╭──

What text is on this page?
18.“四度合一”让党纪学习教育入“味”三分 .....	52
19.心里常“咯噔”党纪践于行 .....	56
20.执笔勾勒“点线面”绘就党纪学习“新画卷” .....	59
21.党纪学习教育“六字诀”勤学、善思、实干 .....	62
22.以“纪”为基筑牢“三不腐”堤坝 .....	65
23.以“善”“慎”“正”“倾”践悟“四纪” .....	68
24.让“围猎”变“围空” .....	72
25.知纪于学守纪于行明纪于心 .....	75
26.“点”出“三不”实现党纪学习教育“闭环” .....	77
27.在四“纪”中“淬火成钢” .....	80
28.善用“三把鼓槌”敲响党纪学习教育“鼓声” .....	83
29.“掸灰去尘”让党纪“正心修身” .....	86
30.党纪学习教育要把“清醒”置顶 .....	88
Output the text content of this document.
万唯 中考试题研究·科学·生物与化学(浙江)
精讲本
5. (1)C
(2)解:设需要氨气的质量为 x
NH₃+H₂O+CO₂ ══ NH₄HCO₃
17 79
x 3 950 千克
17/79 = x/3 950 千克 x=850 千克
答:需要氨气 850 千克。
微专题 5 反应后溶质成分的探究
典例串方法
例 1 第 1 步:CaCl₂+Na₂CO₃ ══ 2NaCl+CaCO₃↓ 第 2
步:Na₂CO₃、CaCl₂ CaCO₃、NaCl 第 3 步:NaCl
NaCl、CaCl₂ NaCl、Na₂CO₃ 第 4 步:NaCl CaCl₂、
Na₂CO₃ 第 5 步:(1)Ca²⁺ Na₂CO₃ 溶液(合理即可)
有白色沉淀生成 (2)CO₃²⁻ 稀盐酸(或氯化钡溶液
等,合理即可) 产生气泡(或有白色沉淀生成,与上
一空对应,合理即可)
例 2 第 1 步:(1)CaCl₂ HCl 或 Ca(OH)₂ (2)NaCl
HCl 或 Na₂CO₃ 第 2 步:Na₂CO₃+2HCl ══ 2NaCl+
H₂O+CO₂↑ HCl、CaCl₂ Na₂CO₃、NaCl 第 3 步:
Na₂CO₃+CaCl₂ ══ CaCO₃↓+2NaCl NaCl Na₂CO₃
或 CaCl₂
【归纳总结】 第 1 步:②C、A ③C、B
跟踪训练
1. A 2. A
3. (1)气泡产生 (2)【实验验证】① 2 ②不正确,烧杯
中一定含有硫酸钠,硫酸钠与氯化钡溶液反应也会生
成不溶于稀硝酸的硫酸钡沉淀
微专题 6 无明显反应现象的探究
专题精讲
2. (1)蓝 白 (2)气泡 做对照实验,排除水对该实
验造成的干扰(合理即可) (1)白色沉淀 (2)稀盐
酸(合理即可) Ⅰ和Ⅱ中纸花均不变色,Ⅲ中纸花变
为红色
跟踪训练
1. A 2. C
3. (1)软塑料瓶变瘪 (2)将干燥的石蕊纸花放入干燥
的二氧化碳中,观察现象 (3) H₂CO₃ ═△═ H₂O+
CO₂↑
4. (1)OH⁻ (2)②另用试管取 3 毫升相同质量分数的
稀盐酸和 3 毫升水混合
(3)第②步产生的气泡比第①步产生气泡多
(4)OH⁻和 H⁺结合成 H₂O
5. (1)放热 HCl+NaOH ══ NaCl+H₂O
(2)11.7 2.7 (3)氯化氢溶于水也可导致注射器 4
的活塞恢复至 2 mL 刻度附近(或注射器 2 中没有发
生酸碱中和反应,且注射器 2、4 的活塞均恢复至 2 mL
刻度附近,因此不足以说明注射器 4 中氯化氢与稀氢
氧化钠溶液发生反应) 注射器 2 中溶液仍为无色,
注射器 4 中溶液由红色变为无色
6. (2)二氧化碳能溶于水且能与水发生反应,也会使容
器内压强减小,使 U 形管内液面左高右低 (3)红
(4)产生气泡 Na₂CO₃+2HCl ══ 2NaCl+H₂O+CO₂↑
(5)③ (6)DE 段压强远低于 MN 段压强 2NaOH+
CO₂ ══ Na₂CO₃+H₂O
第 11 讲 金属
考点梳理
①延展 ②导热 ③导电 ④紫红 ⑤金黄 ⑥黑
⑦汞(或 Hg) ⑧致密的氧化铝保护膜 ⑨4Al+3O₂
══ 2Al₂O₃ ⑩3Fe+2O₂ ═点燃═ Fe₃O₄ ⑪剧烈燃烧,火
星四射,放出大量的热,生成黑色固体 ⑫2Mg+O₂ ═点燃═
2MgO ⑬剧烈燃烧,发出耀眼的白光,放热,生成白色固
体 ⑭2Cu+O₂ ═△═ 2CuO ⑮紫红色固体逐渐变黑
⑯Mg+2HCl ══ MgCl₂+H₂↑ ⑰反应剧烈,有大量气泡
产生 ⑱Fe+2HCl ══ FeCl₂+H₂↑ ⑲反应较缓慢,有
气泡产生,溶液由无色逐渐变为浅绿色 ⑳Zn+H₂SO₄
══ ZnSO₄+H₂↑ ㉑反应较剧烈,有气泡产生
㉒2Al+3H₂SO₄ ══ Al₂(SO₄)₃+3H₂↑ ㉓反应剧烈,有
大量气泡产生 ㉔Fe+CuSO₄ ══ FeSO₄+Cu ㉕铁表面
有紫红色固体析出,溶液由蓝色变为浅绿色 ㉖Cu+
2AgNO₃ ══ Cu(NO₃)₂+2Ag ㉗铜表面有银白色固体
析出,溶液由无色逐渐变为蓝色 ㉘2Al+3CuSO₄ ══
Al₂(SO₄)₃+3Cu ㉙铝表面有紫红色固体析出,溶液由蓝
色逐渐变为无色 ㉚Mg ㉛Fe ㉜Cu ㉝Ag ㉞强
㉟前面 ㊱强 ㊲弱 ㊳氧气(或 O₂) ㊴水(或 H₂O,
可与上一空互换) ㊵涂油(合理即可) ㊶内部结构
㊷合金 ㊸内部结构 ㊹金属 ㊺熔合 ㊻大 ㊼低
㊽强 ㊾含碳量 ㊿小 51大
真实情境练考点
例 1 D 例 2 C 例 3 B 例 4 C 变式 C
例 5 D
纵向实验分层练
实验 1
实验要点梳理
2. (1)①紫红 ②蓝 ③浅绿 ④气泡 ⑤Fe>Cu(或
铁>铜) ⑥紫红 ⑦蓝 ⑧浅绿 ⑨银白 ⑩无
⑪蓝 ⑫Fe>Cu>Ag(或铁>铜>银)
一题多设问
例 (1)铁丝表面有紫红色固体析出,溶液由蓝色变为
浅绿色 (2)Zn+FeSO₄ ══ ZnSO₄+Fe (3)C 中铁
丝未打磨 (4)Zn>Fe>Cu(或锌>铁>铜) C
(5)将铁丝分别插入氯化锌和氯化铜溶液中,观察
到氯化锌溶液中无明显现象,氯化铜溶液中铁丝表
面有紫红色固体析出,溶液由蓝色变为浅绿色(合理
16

╰──

#### Task description:
Identify the lines of the entries containing the string "合理即可". Copy each such line.

#### Task result:
Na₂CO₃ 第 5 步:(1)Ca²⁺ Na₂CO₃ 溶液(合理即可)
等,合理即可) 产生气泡(或有白色沉淀生成,与上
一空对应,合理即可)
验造成的干扰(合理即可) (1)白色沉淀 (2)稀盐
酸(合理即可) Ⅰ和Ⅱ中纸花均不变色,Ⅲ中纸花变
可与上一空互换) ㊵涂油(合理即可) ㊶内部结构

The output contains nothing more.